Brief: Starting at the line below that contains "What does this", print each line through the end of the records exactly as it appears.

☆ ☆ ☆ ☆

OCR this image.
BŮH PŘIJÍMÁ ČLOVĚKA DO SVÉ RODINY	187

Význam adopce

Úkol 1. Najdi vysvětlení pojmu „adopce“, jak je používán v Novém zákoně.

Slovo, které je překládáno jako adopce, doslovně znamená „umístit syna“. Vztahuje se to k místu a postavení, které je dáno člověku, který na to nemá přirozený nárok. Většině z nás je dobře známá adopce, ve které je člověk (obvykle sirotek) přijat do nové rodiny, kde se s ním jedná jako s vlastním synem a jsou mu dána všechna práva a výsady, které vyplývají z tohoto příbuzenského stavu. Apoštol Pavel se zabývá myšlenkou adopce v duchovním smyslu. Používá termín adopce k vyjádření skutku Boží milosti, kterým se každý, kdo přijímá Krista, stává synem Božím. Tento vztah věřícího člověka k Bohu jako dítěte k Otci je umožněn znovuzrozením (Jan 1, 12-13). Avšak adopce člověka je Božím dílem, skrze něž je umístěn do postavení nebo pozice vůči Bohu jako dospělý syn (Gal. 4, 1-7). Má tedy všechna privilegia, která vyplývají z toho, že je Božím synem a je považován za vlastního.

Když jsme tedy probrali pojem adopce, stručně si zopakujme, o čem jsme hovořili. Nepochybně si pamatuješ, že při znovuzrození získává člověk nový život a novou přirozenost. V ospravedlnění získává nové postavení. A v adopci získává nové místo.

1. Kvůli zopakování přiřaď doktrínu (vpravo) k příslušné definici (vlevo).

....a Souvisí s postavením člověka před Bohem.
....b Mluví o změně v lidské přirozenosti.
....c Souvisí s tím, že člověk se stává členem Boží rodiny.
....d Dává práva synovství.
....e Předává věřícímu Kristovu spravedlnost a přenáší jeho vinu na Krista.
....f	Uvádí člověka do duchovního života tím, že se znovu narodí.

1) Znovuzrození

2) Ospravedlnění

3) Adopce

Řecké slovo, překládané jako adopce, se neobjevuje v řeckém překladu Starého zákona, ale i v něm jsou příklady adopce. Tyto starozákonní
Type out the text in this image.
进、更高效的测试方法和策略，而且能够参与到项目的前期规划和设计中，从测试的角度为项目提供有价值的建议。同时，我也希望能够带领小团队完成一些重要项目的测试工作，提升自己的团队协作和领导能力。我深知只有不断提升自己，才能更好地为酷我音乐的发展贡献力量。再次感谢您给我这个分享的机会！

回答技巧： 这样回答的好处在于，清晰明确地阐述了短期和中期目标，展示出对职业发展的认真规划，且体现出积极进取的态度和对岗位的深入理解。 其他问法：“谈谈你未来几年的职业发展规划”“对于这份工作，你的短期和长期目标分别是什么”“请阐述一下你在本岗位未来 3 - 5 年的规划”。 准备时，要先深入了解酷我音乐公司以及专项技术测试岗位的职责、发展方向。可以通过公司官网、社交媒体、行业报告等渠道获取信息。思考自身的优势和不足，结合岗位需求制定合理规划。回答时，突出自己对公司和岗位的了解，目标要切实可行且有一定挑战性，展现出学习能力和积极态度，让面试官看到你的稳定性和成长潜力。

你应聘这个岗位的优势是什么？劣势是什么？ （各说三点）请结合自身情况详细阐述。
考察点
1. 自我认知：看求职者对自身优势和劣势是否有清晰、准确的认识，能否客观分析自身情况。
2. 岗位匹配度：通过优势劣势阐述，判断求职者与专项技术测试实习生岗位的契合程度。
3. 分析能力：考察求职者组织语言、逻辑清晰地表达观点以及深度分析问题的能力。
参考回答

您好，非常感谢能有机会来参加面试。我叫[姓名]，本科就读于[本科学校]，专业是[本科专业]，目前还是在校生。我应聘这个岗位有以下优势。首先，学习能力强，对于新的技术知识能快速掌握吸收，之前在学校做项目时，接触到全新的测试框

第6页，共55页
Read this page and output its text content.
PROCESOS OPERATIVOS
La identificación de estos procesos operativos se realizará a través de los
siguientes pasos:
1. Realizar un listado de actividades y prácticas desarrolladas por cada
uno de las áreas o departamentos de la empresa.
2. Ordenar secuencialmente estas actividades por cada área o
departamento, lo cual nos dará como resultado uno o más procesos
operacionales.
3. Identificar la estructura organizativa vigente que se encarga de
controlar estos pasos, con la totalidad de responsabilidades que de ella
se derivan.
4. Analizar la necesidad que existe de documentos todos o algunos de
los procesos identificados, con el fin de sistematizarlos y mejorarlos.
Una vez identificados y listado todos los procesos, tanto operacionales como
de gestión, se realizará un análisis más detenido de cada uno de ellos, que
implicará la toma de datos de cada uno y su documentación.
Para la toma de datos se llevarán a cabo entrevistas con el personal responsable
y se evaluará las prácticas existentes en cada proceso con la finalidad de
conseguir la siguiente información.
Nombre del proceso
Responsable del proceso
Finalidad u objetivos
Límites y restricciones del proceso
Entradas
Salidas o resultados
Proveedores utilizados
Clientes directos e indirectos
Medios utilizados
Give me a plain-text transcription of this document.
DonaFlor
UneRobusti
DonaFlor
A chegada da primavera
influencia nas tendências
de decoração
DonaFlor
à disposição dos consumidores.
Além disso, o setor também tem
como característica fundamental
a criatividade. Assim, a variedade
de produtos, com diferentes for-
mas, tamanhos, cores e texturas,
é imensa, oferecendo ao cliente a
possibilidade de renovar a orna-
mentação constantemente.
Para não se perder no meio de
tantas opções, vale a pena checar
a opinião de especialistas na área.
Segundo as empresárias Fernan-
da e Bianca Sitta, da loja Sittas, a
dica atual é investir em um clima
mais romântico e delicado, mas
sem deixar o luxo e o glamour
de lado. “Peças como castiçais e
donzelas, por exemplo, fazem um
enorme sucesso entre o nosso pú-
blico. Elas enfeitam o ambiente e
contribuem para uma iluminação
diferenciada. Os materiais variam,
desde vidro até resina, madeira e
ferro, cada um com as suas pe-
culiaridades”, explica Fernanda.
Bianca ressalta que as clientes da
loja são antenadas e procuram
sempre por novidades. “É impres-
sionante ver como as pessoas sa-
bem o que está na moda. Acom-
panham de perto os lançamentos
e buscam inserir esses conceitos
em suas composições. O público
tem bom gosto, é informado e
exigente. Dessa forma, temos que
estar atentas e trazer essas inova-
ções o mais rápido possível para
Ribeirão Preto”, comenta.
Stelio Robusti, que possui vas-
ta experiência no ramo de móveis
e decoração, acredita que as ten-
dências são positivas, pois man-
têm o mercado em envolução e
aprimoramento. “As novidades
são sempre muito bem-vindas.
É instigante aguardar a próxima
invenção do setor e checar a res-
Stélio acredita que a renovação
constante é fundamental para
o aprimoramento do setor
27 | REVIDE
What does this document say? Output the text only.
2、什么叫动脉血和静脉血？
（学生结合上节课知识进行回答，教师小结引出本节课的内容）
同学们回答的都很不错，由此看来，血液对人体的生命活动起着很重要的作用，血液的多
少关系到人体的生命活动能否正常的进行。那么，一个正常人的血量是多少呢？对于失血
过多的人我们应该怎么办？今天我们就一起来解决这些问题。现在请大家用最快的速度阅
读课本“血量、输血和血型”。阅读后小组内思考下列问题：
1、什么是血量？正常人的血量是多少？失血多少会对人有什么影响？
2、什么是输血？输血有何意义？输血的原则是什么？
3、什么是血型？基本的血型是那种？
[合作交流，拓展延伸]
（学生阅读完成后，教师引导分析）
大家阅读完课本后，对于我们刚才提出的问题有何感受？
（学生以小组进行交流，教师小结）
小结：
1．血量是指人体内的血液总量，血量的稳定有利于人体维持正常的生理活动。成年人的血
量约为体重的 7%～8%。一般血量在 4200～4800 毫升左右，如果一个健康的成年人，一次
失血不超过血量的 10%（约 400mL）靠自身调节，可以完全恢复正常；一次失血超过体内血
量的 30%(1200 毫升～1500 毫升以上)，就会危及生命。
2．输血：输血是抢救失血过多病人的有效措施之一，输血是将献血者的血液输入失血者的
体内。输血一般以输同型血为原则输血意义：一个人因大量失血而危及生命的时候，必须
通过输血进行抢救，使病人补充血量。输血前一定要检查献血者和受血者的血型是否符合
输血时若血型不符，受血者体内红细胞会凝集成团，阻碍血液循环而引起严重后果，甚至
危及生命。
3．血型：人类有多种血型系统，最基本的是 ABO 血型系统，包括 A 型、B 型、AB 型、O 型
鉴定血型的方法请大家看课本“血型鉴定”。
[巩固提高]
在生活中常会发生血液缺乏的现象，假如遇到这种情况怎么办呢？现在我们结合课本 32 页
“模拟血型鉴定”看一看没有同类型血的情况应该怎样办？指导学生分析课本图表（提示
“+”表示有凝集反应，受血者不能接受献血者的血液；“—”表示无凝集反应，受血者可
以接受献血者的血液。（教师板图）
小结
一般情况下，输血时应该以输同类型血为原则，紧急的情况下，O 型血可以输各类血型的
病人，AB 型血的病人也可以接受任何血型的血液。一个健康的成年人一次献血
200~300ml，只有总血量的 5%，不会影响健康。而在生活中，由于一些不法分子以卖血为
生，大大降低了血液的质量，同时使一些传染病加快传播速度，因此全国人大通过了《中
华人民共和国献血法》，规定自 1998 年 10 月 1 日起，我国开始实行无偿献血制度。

☆ ☆ ☆ ☆

Completed task:
What does this document say? Output the text only.
2、什么叫动脉血和静脉血？
（学生结合上节课知识进行回答，教师小结引出本节课的内容）
同学们回答的都很不错，由此看来，血液对人体的生命活动起着很重要的作用，血液的多
少关系到人体的生命活动能否正常的进行。那么，一个正常人的血量是多少呢？对于失血
过多的人我们应该怎么办？今天我们就一起来解决这些问题。现在请大家用最快的速度阅
读课本“血量、输血和血型”。阅读后小组内思考下列问题：
1、什么是血量？正常人的血量是多少？失血多少会对人有什么影响？
2、什么是输血？输血有何意义？输血的原则是什么？
3、什么是血型？基本的血型是那种？
[合作交流，拓展延伸]
（学生阅读完成后，教师引导分析）
大家阅读完课本后，对于我们刚才提出的问题有何感受？
（学生以小组进行交流，教师小结）
小结：
1．血量是指人体内的血液总量，血量的稳定有利于人体维持正常的生理活动。成年人的血
量约为体重的 7%～8%。一般血量在 4200～4800 毫升左右，如果一个健康的成年人，一次
失血不超过血量的 10%（约 400mL）靠自身调节，可以完全恢复正常；一次失血超过体内血
量的 30%(1200 毫升～1500 毫升以上)，就会危及生命。
2．输血：输血是抢救失血过多病人的有效措施之一，输血是将献血者的血液输入失血者的
体内。输血一般以输同型血为原则输血意义：一个人因大量失血而危及生命的时候，必须
通过输血进行抢救，使病人补充血量。输血前一定要检查献血者和受血者的血型是否符合
输血时若血型不符，受血者体内红细胞会凝集成团，阻碍血液循环而引起严重后果，甚至
危及生命。
3．血型：人类有多种血型系统，最基本的是 ABO 血型系统，包括 A 型、B 型、AB 型、O 型
鉴定血型的方法请大家看课本“血型鉴定”。
[巩固提高]
在生活中常会发生血液缺乏的现象，假如遇到这种情况怎么办呢？现在我们结合课本 32 页
“模拟血型鉴定”看一看没有同类型血的情况应该怎样办？指导学生分析课本图表（提示
“+”表示有凝集反应，受血者不能接受献血者的血液；“—”表示无凝集反应，受血者可
以接受献血者的血液。（教师板图）
小结
一般情况下，输血时应该以输同类型血为原则，紧急的情况下，O 型血可以输各类血型的
病人，AB 型血的病人也可以接受任何血型的血液。一个健康的成年人一次献血
200~300ml，只有总血量的 5%，不会影响健康。而在生活中，由于一些不法分子以卖血为
生，大大降低了血液的质量，同时使一些传染病加快传播速度，因此全国人大通过了《中
华人民共和国献血法》，规定自 1998 年 10 月 1 日起，我国开始实行无偿献血制度。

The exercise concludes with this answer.